## WHAT THIS TASK INVOLVES
Pick out each line containing the string "Customer" and copy it.

## SUPPLIED RECORDS
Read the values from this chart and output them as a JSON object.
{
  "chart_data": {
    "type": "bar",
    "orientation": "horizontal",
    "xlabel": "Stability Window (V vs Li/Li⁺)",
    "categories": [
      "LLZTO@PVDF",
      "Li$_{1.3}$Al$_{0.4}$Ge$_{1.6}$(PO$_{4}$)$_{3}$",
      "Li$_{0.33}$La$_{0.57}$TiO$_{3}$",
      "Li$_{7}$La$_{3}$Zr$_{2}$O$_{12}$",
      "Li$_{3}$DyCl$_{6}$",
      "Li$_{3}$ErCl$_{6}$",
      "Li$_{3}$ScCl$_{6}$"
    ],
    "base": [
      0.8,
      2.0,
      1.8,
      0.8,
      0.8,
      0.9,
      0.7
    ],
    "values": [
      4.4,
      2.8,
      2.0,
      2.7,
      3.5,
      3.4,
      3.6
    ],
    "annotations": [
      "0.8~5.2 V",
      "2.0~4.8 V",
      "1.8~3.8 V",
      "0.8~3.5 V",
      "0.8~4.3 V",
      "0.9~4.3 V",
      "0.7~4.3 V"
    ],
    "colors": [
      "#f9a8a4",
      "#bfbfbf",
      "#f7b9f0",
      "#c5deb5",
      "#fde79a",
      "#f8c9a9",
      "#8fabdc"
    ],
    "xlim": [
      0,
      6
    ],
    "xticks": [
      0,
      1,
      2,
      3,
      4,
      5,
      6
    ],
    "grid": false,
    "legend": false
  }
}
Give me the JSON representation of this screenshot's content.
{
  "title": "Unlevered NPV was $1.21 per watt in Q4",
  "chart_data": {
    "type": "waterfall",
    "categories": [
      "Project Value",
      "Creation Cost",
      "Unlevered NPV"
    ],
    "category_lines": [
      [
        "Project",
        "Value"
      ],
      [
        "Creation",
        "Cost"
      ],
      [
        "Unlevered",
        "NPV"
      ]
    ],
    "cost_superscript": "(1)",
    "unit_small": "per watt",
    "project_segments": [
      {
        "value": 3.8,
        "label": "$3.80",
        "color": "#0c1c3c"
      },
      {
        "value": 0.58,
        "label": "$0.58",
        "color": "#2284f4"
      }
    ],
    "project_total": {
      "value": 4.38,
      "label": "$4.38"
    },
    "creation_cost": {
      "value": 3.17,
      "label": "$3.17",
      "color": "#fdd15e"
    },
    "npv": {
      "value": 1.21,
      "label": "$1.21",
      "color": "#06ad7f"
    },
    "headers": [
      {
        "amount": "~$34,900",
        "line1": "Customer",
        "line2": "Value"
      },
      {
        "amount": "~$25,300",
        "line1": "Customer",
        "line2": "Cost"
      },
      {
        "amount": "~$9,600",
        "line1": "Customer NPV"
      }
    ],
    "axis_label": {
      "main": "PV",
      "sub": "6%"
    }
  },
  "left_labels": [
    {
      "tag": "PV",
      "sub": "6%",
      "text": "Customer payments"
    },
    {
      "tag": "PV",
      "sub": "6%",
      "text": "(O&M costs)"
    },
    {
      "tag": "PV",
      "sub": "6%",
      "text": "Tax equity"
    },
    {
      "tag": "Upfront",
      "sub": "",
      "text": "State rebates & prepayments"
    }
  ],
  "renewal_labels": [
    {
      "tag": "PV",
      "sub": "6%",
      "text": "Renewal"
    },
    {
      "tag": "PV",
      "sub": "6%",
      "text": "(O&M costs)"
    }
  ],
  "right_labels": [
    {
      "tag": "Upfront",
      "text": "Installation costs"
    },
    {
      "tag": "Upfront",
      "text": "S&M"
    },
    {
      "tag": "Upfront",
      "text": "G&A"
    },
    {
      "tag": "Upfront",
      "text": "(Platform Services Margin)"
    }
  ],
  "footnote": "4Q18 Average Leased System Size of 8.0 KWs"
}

## SOLVED EXERCISE
        "line1": "Customer",
        "line1": "Customer",
        "line1": "Customer NPV"
      "text": "Customer payments"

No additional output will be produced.